---------- RECORDS PROVIDED ----------

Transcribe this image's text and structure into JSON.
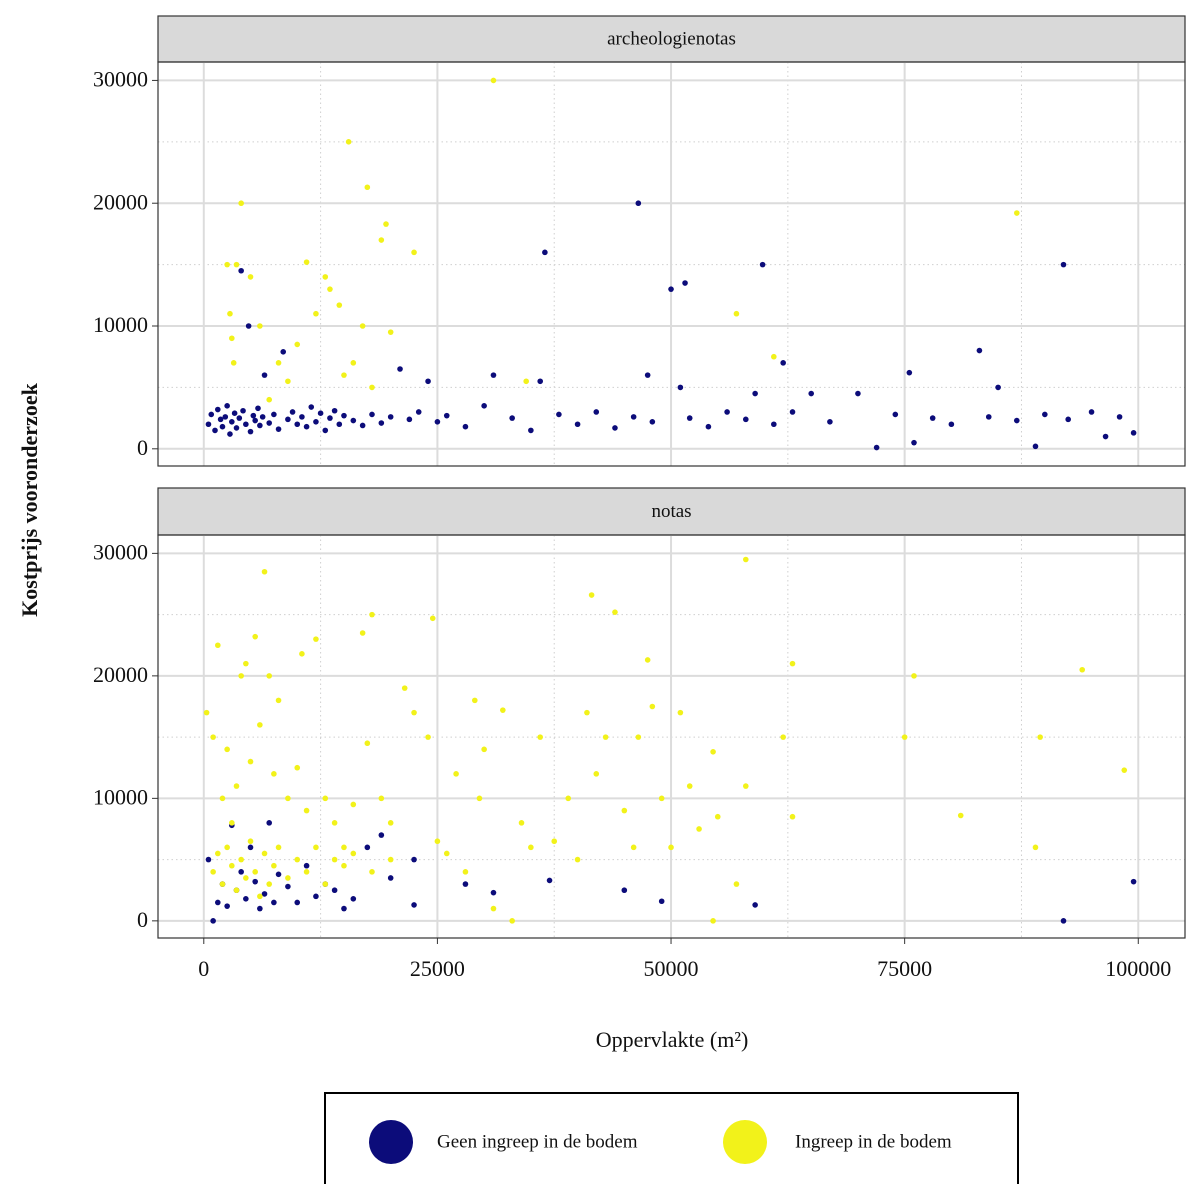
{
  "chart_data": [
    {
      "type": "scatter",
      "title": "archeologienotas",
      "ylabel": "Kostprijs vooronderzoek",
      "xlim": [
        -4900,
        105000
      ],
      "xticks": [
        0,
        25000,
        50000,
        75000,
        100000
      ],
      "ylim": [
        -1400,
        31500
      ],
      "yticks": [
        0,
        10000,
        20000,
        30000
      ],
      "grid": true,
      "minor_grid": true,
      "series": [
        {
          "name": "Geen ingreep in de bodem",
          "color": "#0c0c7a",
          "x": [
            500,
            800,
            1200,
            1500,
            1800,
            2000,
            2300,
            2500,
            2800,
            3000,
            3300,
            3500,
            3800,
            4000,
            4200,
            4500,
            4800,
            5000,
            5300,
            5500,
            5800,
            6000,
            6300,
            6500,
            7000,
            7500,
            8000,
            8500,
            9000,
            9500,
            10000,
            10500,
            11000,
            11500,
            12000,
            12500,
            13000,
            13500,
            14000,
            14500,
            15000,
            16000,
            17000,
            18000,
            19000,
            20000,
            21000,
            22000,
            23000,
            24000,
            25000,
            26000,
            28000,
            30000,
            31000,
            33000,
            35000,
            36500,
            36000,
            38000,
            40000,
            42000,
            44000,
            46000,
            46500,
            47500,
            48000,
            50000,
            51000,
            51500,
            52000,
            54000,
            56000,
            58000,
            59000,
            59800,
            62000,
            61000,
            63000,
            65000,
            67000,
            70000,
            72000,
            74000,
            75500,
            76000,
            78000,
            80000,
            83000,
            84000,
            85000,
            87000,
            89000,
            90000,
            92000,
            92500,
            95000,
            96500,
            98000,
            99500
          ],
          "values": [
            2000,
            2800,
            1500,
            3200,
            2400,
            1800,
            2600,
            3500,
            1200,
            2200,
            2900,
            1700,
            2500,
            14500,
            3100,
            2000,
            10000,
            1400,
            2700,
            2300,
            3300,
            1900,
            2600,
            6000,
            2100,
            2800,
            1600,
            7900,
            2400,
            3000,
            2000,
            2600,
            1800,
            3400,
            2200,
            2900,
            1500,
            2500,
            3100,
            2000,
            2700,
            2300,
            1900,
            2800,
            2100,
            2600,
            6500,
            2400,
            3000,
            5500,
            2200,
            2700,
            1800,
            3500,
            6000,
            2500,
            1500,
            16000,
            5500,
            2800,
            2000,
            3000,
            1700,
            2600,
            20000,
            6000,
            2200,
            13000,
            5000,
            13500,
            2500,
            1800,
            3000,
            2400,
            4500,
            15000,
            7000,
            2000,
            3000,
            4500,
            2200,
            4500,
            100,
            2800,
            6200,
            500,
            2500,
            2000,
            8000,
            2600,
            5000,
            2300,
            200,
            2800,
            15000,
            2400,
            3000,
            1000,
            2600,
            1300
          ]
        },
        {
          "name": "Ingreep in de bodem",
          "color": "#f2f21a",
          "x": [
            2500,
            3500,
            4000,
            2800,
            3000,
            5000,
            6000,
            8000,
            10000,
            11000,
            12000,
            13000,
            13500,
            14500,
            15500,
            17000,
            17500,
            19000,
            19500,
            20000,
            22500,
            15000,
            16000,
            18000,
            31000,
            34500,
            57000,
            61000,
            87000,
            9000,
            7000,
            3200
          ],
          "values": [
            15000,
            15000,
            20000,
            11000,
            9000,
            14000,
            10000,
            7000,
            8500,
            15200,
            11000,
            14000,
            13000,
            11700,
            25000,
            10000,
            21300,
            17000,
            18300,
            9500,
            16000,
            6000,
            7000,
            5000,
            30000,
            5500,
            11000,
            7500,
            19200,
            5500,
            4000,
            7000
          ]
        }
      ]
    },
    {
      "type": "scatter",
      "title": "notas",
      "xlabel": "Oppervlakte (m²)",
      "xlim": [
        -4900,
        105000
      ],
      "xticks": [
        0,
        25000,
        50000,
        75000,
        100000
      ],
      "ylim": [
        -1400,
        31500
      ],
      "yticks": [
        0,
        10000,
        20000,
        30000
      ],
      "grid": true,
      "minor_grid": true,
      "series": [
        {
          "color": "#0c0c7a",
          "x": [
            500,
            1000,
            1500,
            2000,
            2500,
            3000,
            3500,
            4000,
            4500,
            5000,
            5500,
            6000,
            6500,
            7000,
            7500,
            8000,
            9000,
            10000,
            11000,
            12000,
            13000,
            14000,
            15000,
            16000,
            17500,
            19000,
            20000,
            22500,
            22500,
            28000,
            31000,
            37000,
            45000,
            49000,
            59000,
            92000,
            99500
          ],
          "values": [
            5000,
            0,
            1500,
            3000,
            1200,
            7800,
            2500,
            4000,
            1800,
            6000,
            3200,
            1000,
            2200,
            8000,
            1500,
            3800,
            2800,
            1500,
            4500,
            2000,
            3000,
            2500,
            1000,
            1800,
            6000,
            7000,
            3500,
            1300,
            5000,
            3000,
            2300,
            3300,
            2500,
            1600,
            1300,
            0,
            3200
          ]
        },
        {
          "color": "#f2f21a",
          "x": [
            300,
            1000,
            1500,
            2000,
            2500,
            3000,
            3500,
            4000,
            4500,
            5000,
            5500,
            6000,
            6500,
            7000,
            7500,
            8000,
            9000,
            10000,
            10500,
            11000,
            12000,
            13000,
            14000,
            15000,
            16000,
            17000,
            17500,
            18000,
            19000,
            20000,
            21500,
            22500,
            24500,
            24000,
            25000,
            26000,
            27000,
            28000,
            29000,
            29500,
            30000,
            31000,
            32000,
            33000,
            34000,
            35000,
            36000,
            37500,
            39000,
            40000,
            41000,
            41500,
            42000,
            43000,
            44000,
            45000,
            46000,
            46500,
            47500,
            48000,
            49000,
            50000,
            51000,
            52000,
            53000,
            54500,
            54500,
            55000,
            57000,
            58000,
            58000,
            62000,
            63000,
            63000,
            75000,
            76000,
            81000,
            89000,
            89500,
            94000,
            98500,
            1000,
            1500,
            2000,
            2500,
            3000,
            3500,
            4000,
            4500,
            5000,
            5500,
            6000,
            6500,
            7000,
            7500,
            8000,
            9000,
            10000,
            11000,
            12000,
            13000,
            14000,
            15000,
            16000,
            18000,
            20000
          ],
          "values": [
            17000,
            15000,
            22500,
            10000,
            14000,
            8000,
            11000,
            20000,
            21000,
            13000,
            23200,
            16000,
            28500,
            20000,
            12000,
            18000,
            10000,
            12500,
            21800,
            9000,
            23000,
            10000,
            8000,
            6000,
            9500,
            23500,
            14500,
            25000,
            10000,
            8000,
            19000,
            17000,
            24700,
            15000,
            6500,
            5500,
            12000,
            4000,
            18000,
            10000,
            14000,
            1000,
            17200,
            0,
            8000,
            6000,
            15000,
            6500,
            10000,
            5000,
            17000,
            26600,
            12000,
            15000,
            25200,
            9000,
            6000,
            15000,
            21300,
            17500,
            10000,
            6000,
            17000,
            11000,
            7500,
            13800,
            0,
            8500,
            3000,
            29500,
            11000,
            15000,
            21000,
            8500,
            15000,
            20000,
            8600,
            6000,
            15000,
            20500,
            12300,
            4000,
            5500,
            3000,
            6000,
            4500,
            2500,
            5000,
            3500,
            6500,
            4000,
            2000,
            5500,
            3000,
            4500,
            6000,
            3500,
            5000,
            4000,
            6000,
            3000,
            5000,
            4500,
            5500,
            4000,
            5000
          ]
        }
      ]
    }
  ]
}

----------

Reproduce the material above in full, exactly, with no images.

**THE OUTPUT**:
Transcribe this image's text and structure into JSON.
{
  "chart_data": [
    {
      "type": "scatter",
      "title": "archeologienotas",
      "ylabel": "Kostprijs vooronderzoek",
      "xlim": [
        -4900,
        105000
      ],
      "xticks": [
        0,
        25000,
        50000,
        75000,
        100000
      ],
      "ylim": [
        -1400,
        31500
      ],
      "yticks": [
        0,
        10000,
        20000,
        30000
      ],
      "grid": true,
      "minor_grid": true,
      "series": [
        {
          "name": "Geen ingreep in de bodem",
          "color": "#0c0c7a",
          "x": [
            500,
            800,
            1200,
            1500,
            1800,
            2000,
            2300,
            2500,
            2800,
            3000,
            3300,
            3500,
            3800,
            4000,
            4200,
            4500,
            4800,
            5000,
            5300,
            5500,
            5800,
            6000,
            6300,
            6500,
            7000,
            7500,
            8000,
            8500,
            9000,
            9500,
            10000,
            10500,
            11000,
            11500,
            12000,
            12500,
            13000,
            13500,
            14000,
            14500,
            15000,
            16000,
            17000,
            18000,
            19000,
            20000,
            21000,
            22000,
            23000,
            24000,
            25000,
            26000,
            28000,
            30000,
            31000,
            33000,
            35000,
            36500,
            36000,
            38000,
            40000,
            42000,
            44000,
            46000,
            46500,
            47500,
            48000,
            50000,
            51000,
            51500,
            52000,
            54000,
            56000,
            58000,
            59000,
            59800,
            62000,
            61000,
            63000,
            65000,
            67000,
            70000,
            72000,
            74000,
            75500,
            76000,
            78000,
            80000,
            83000,
            84000,
            85000,
            87000,
            89000,
            90000,
            92000,
            92500,
            95000,
            96500,
            98000,
            99500
          ],
          "values": [
            2000,
            2800,
            1500,
            3200,
            2400,
            1800,
            2600,
            3500,
            1200,
            2200,
            2900,
            1700,
            2500,
            14500,
            3100,
            2000,
            10000,
            1400,
            2700,
            2300,
            3300,
            1900,
            2600,
            6000,
            2100,
            2800,
            1600,
            7900,
            2400,
            3000,
            2000,
            2600,
            1800,
            3400,
            2200,
            2900,
            1500,
            2500,
            3100,
            2000,
            2700,
            2300,
            1900,
            2800,
            2100,
            2600,
            6500,
            2400,
            3000,
            5500,
            2200,
            2700,
            1800,
            3500,
            6000,
            2500,
            1500,
            16000,
            5500,
            2800,
            2000,
            3000,
            1700,
            2600,
            20000,
            6000,
            2200,
            13000,
            5000,
            13500,
            2500,
            1800,
            3000,
            2400,
            4500,
            15000,
            7000,
            2000,
            3000,
            4500,
            2200,
            4500,
            100,
            2800,
            6200,
            500,
            2500,
            2000,
            8000,
            2600,
            5000,
            2300,
            200,
            2800,
            15000,
            2400,
            3000,
            1000,
            2600,
            1300
          ]
        },
        {
          "name": "Ingreep in de bodem",
          "color": "#f2f21a",
          "x": [
            2500,
            3500,
            4000,
            2800,
            3000,
            5000,
            6000,
            8000,
            10000,
            11000,
            12000,
            13000,
            13500,
            14500,
            15500,
            17000,
            17500,
            19000,
            19500,
            20000,
            22500,
            15000,
            16000,
            18000,
            31000,
            34500,
            57000,
            61000,
            87000,
            9000,
            7000,
            3200
          ],
          "values": [
            15000,
            15000,
            20000,
            11000,
            9000,
            14000,
            10000,
            7000,
            8500,
            15200,
            11000,
            14000,
            13000,
            11700,
            25000,
            10000,
            21300,
            17000,
            18300,
            9500,
            16000,
            6000,
            7000,
            5000,
            30000,
            5500,
            11000,
            7500,
            19200,
            5500,
            4000,
            7000
          ]
        }
      ]
    },
    {
      "type": "scatter",
      "title": "notas",
      "xlabel": "Oppervlakte (m²)",
      "xlim": [
        -4900,
        105000
      ],
      "xticks": [
        0,
        25000,
        50000,
        75000,
        100000
      ],
      "ylim": [
        -1400,
        31500
      ],
      "yticks": [
        0,
        10000,
        20000,
        30000
      ],
      "grid": true,
      "minor_grid": true,
      "series": [
        {
          "color": "#0c0c7a",
          "x": [
            500,
            1000,
            1500,
            2000,
            2500,
            3000,
            3500,
            4000,
            4500,
            5000,
            5500,
            6000,
            6500,
            7000,
            7500,
            8000,
            9000,
            10000,
            11000,
            12000,
            13000,
            14000,
            15000,
            16000,
            17500,
            19000,
            20000,
            22500,
            22500,
            28000,
            31000,
            37000,
            45000,
            49000,
            59000,
            92000,
            99500
          ],
          "values": [
            5000,
            0,
            1500,
            3000,
            1200,
            7800,
            2500,
            4000,
            1800,
            6000,
            3200,
            1000,
            2200,
            8000,
            1500,
            3800,
            2800,
            1500,
            4500,
            2000,
            3000,
            2500,
            1000,
            1800,
            6000,
            7000,
            3500,
            1300,
            5000,
            3000,
            2300,
            3300,
            2500,
            1600,
            1300,
            0,
            3200
          ]
        },
        {
          "color": "#f2f21a",
          "x": [
            300,
            1000,
            1500,
            2000,
            2500,
            3000,
            3500,
            4000,
            4500,
            5000,
            5500,
            6000,
            6500,
            7000,
            7500,
            8000,
            9000,
            10000,
            10500,
            11000,
            12000,
            13000,
            14000,
            15000,
            16000,
            17000,
            17500,
            18000,
            19000,
            20000,
            21500,
            22500,
            24500,
            24000,
            25000,
            26000,
            27000,
            28000,
            29000,
            29500,
            30000,
            31000,
            32000,
            33000,
            34000,
            35000,
            36000,
            37500,
            39000,
            40000,
            41000,
            41500,
            42000,
            43000,
            44000,
            45000,
            46000,
            46500,
            47500,
            48000,
            49000,
            50000,
            51000,
            52000,
            53000,
            54500,
            54500,
            55000,
            57000,
            58000,
            58000,
            62000,
            63000,
            63000,
            75000,
            76000,
            81000,
            89000,
            89500,
            94000,
            98500,
            1000,
            1500,
            2000,
            2500,
            3000,
            3500,
            4000,
            4500,
            5000,
            5500,
            6000,
            6500,
            7000,
            7500,
            8000,
            9000,
            10000,
            11000,
            12000,
            13000,
            14000,
            15000,
            16000,
            18000,
            20000
          ],
          "values": [
            17000,
            15000,
            22500,
            10000,
            14000,
            8000,
            11000,
            20000,
            21000,
            13000,
            23200,
            16000,
            28500,
            20000,
            12000,
            18000,
            10000,
            12500,
            21800,
            9000,
            23000,
            10000,
            8000,
            6000,
            9500,
            23500,
            14500,
            25000,
            10000,
            8000,
            19000,
            17000,
            24700,
            15000,
            6500,
            5500,
            12000,
            4000,
            18000,
            10000,
            14000,
            1000,
            17200,
            0,
            8000,
            6000,
            15000,
            6500,
            10000,
            5000,
            17000,
            26600,
            12000,
            15000,
            25200,
            9000,
            6000,
            15000,
            21300,
            17500,
            10000,
            6000,
            17000,
            11000,
            7500,
            13800,
            0,
            8500,
            3000,
            29500,
            11000,
            15000,
            21000,
            8500,
            15000,
            20000,
            8600,
            6000,
            15000,
            20500,
            12300,
            4000,
            5500,
            3000,
            6000,
            4500,
            2500,
            5000,
            3500,
            6500,
            4000,
            2000,
            5500,
            3000,
            4500,
            6000,
            3500,
            5000,
            4000,
            6000,
            3000,
            5000,
            4500,
            5500,
            4000,
            5000
          ]
        }
      ]
    }
  ]
}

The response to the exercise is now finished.